Active performance analysis determined various other characteristics of how this test was performed, providing a better understanding of the result [8]. The conclusion was that it was ultimately limited by single-threaded CPU speed and spent 85% of its CPU time in user mode.
Bonnie++ is not an unusually bad benchmark tool; it has served people well on many occasions. I picked it for this example (and also chose the most suspicious of its tests to study) because it’s well known, I’ve studied it before, and findings like this are not uncommon. But it is just one example.
It should be noted that a newer experimental version of Bonnie++ has changed the “Per Chr” test to actually perform 1-byte file system I/O. Comparing results between different Bonnie++ versions, for this test, will show significant differences. For more about Bonnie++ performance analysis, see the article by Roch Bourbonnais on “Decoding Bonnie++” [9].
12.3.3. CPU Profiling
CPU profiling of both the benchmark target and the benchmark software is worth singling out as a methodology, because it can result in some quick discoveries. It is often performed as part of an active benchmarking investigation.
The intent is to quickly check what all the software is doing, to see if anything interesting shows up. This can also narrow your study to the software components that matter the most: those in play for the benchmark.
Both user- and kernel-level stacks can be profiled. User-level CPU profiling was introduced in Chapter 5, Applications. Both were covered in Chapter 6, CPUs, with examples in Section 6.6, Analysis, including flame graphs.

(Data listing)

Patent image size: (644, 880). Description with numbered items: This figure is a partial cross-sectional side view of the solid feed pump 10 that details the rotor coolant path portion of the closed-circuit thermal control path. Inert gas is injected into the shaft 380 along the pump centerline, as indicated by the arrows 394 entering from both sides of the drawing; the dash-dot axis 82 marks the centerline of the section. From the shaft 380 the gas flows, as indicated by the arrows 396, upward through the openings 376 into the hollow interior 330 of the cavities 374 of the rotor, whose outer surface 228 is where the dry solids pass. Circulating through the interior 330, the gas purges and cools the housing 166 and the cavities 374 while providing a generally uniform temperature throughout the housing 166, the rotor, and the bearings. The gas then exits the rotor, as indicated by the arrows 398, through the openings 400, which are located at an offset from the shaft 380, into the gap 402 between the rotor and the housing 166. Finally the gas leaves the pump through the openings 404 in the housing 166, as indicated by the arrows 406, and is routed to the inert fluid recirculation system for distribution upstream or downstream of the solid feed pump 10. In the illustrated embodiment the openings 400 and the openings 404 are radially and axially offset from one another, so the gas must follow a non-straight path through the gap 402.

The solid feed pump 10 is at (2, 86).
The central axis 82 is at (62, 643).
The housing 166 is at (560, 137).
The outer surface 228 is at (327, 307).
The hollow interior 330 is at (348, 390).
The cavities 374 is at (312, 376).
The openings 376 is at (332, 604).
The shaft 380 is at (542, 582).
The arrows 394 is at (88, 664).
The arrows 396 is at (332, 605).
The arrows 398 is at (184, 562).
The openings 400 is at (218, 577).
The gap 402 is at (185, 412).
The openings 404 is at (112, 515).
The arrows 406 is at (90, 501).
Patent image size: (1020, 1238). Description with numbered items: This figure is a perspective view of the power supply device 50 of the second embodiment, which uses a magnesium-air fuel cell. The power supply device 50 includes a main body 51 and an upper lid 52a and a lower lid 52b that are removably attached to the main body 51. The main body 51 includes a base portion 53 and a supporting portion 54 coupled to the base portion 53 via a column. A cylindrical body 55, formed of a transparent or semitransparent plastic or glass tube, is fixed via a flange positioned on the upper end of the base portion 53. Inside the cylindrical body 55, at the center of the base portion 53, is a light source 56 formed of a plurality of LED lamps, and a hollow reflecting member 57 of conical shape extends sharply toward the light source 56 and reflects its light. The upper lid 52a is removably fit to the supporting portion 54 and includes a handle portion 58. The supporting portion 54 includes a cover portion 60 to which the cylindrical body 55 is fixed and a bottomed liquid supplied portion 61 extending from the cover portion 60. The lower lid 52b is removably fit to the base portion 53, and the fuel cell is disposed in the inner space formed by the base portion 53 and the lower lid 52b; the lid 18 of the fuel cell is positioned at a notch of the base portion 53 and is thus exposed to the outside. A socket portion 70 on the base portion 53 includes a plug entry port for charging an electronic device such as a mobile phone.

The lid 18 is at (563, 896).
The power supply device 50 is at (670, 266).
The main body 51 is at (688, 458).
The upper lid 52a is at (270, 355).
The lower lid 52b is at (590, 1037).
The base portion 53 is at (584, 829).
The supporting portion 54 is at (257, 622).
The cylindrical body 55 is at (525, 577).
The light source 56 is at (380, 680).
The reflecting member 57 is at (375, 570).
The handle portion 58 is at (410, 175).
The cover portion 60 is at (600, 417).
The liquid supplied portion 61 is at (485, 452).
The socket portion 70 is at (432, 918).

• [What this exercise asks]:
1) Rename "flame graphs" to "flame charts" in the benchmarking passage, rewriting it from "Both user- and" to "including flame graphs.", inclusive.
2) Write what comes next in the benchmarking passage, picking up after its final sentence.
The records are separate from the benchmarking passage.

• [Outputs]:
1)
Both user- and kernel-level stacks can be profiled. User-level CPU profiling was introduced in Chapter 5, Applications. Both were covered in Chapter 6, CPUs, with examples in Section 6.6, Analysis, including flame charts.

2)
Example
A disk micro-benchmark was performed on a proposed new system with some disappointing results: disk throughput was worse than on the old system. I was asked to find out what was wrong, with the expectation that either the disks or the disk controller was inferior and should be upgraded.
I began with the USE method (Chapter 2, Methodology) and found that the disks were not very busy, despite that being the point of the benchmark test. There was some CPU usage, in system-time (the kernel).
For a disk benchmark, you might not expect the CPUs to be an interesting target for analysis. Given some CPU usage in the kernel, I thought it was worth a quick check to see if anything interesting showed up, even though I didn’t expect it to. I profiled and generated the flame graph shown in Figure 12.2.
Figure 12.2 Flame graph profiling of kernel-time
Browsing the stack frames showed that 62.17% of CPU samples included a function called zfs_zone_io_throttle(). I didn’t need to read the code for this function, as its name was enough of a clue: a resource control, ZFS I/O throttling, was active and artificially throttling the benchmark! This was a default setting on the new system (but not the older system) and had been overlooked when the benchmark was performed.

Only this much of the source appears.